What needs to be done: Wherever the string "NtfsFileSize" appears, copy the whole line.

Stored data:
* start *

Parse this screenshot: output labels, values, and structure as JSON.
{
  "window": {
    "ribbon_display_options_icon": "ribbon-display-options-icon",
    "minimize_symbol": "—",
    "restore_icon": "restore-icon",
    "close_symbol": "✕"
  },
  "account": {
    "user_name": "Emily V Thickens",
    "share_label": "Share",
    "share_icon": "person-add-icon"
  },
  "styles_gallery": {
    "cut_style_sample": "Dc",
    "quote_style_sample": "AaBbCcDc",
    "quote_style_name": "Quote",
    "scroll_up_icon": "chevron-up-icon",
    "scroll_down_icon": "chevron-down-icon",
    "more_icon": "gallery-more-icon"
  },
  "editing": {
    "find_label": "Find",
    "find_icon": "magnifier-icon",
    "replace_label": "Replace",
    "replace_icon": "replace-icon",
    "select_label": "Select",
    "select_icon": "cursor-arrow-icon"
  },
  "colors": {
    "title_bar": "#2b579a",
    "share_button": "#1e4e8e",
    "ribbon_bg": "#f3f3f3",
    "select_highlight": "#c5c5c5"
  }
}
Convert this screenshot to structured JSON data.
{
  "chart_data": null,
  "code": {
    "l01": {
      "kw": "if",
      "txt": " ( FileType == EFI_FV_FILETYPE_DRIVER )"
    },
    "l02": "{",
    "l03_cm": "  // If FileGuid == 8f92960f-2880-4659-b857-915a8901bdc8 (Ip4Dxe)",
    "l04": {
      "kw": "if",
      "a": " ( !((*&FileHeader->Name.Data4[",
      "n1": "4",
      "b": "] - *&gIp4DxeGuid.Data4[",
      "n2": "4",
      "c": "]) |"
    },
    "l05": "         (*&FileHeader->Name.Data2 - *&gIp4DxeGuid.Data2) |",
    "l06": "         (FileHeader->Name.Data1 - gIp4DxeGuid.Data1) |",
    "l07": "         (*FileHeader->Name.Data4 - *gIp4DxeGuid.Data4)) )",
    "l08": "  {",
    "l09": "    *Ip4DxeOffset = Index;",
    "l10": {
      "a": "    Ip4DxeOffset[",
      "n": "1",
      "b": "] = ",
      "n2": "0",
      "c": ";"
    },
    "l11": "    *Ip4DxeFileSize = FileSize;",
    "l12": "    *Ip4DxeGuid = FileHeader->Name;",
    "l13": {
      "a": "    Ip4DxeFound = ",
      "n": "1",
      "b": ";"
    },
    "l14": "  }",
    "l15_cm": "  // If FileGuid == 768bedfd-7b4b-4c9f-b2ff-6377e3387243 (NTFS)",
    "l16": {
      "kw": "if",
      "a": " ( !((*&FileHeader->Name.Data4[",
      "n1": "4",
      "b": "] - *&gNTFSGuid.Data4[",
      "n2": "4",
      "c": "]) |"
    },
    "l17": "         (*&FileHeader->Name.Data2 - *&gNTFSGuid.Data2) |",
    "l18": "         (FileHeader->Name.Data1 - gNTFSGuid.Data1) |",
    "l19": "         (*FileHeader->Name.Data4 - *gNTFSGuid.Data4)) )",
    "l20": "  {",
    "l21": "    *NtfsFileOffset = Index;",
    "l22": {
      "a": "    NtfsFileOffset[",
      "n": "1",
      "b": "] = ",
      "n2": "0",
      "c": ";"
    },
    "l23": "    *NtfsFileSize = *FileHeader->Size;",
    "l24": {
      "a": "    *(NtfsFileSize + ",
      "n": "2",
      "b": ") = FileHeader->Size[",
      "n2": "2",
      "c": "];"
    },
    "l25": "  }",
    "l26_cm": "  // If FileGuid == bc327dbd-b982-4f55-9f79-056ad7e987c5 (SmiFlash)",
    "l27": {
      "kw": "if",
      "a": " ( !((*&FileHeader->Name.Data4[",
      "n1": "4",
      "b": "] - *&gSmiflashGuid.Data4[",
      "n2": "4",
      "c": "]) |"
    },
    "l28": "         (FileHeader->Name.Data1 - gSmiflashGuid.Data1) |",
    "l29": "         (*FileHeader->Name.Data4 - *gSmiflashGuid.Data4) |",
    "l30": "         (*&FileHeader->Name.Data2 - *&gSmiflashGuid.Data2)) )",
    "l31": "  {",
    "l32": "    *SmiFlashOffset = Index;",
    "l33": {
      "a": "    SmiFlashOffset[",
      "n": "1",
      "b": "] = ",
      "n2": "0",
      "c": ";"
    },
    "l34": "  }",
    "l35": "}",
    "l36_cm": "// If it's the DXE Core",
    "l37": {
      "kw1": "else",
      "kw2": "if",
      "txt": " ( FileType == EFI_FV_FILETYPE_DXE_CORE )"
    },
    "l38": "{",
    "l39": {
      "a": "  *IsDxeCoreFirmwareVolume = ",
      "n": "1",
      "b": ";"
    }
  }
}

* end *
* start *

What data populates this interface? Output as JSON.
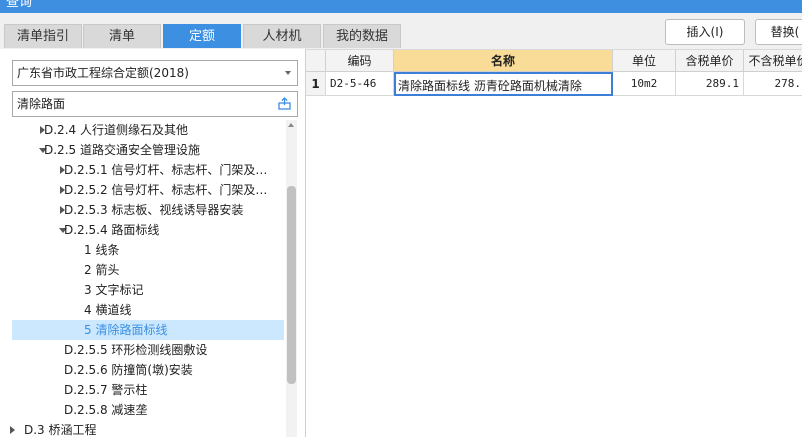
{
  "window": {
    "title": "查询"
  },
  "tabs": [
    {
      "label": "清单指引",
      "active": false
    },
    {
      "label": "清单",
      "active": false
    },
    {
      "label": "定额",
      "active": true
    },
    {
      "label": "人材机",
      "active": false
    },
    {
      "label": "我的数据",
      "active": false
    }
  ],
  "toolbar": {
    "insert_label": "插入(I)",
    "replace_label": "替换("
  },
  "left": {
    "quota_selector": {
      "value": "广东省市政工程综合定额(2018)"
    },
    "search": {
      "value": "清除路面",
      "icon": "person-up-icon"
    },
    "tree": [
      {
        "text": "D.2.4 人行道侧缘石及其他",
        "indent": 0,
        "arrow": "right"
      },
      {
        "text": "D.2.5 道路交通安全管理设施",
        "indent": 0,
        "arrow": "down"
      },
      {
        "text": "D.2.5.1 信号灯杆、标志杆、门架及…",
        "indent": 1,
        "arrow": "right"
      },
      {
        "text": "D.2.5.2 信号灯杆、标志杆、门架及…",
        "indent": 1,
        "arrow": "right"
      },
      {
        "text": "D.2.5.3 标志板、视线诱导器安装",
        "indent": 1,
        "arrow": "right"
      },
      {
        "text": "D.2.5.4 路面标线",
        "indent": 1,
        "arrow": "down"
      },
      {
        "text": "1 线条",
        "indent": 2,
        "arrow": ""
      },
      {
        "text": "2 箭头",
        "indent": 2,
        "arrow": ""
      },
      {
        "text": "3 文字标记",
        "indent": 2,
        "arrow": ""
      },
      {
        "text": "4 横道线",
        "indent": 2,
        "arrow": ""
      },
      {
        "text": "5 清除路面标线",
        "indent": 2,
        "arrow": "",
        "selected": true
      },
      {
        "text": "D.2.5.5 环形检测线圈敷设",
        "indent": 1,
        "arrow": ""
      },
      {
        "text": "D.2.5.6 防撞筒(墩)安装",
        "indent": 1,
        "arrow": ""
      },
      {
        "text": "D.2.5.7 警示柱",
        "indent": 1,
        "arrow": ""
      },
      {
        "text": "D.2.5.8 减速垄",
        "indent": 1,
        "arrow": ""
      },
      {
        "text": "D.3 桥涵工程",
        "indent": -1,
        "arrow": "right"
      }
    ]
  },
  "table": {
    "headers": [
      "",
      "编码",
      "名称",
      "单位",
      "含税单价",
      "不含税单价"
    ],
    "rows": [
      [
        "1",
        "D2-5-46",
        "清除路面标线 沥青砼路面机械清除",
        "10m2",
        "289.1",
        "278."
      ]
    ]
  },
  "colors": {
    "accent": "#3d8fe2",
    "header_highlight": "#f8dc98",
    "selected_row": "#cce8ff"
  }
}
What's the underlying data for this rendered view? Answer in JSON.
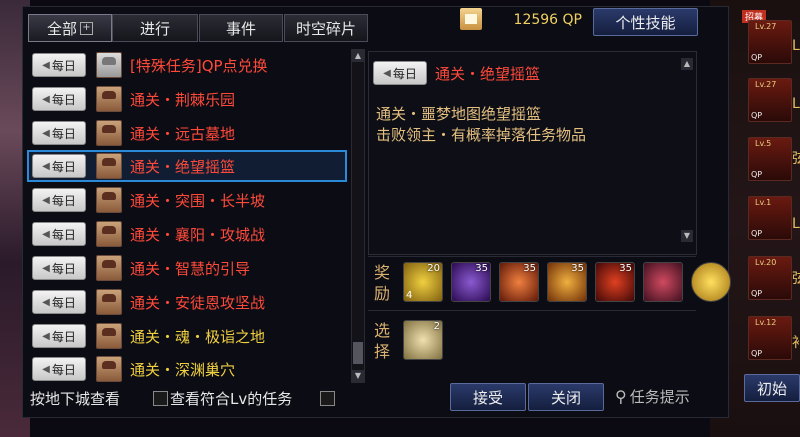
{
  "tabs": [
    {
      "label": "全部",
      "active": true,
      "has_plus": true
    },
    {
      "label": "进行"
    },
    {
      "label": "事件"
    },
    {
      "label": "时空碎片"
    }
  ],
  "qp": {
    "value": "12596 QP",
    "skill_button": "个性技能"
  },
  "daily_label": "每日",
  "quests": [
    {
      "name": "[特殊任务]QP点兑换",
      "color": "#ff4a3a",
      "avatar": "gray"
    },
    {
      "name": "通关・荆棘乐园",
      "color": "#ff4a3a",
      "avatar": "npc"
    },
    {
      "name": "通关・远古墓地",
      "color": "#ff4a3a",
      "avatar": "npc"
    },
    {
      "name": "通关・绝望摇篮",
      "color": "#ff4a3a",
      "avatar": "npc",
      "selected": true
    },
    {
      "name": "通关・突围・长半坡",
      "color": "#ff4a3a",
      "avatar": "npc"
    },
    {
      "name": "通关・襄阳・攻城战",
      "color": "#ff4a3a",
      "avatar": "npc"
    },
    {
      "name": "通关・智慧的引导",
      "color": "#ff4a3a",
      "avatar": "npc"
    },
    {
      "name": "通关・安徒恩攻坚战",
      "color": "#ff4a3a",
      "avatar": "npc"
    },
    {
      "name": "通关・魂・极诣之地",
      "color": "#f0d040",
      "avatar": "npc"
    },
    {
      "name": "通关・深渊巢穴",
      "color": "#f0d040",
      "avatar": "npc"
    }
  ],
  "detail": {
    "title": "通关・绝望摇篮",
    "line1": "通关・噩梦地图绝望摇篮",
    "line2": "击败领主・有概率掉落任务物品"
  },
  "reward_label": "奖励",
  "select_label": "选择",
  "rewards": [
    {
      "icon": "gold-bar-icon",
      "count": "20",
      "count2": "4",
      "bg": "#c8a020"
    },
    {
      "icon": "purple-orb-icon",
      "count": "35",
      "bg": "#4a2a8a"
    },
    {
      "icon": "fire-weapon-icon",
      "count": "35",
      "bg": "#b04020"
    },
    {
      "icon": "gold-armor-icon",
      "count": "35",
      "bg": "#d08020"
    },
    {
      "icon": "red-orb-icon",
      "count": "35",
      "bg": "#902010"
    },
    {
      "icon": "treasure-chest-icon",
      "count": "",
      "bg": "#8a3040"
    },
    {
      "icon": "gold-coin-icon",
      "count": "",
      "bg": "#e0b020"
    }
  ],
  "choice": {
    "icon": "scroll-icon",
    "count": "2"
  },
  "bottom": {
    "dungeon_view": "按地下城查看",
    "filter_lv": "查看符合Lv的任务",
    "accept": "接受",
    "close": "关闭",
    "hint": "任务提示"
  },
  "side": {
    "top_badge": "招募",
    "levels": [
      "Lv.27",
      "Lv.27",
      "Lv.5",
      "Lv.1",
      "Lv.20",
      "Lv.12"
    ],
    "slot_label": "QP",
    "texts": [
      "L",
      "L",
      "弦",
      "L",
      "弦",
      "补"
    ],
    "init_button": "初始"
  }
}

* end *
* start *

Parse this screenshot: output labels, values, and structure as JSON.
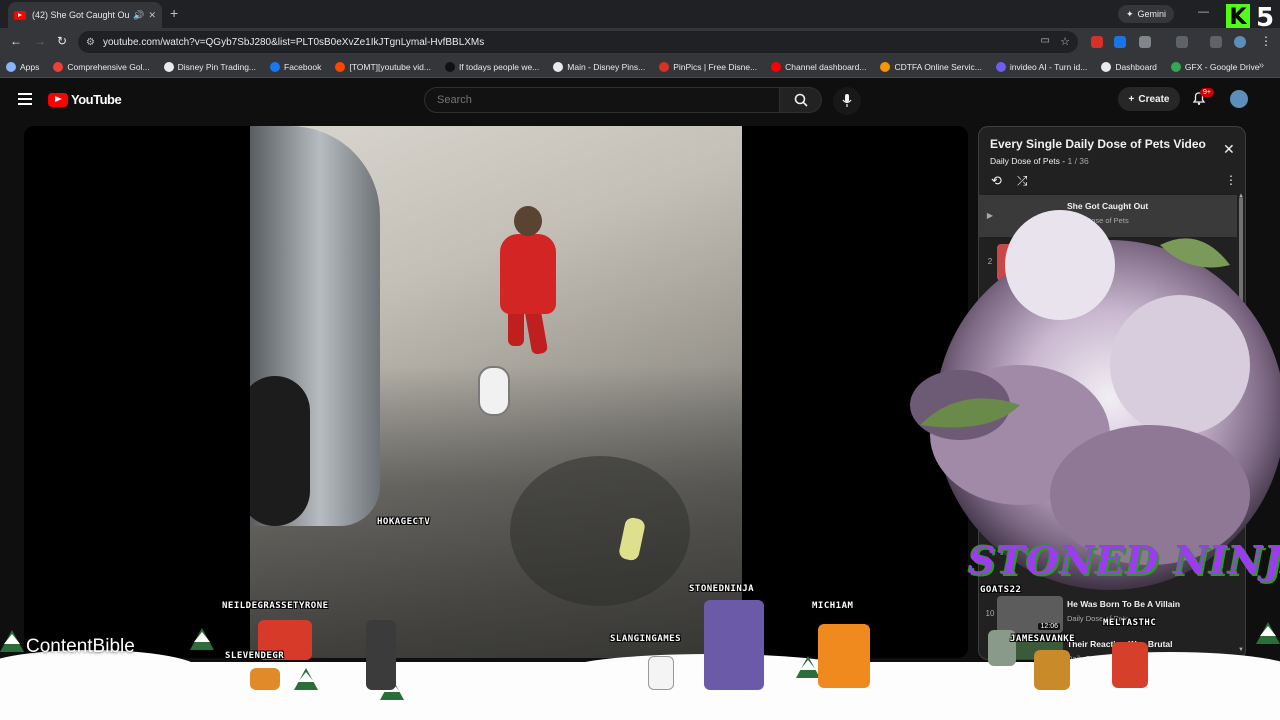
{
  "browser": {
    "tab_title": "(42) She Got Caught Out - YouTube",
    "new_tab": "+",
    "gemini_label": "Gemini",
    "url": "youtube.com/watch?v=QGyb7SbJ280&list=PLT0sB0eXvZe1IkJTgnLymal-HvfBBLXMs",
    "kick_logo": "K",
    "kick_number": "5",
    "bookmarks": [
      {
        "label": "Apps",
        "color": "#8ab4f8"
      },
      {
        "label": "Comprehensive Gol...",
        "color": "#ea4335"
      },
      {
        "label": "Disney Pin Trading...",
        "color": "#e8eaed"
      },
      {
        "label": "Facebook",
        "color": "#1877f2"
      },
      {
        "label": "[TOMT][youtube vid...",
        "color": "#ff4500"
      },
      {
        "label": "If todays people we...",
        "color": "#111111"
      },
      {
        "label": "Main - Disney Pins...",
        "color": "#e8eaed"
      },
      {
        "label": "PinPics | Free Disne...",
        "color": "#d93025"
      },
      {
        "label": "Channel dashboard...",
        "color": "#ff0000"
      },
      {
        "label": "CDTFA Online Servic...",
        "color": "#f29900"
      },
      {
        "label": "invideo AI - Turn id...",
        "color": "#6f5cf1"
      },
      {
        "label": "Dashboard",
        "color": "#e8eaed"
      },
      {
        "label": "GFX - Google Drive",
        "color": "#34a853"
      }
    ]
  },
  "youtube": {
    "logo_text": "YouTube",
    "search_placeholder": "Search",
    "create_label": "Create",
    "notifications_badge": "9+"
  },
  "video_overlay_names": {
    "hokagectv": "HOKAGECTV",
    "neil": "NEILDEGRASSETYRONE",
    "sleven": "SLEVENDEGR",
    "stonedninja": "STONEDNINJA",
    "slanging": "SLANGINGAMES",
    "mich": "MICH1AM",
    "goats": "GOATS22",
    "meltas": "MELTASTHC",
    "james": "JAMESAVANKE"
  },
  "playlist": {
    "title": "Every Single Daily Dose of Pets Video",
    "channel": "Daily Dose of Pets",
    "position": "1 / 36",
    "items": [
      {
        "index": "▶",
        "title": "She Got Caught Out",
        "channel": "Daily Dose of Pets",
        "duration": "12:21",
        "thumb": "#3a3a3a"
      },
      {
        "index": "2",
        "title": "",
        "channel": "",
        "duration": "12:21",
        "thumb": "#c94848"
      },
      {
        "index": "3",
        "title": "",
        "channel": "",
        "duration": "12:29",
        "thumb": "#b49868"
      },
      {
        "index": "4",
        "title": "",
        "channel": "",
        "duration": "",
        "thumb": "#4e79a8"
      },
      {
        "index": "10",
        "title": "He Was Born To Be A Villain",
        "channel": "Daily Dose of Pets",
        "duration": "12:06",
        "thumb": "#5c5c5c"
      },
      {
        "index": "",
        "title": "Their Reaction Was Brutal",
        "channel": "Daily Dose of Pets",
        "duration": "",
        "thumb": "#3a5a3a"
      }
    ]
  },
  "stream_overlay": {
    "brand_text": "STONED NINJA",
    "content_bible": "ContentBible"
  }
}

* end *

Complete answer:
    "l23": "    *NtfsFileSize = *FileHeader->Size;",
      "a": "    *(NtfsFileSize + ",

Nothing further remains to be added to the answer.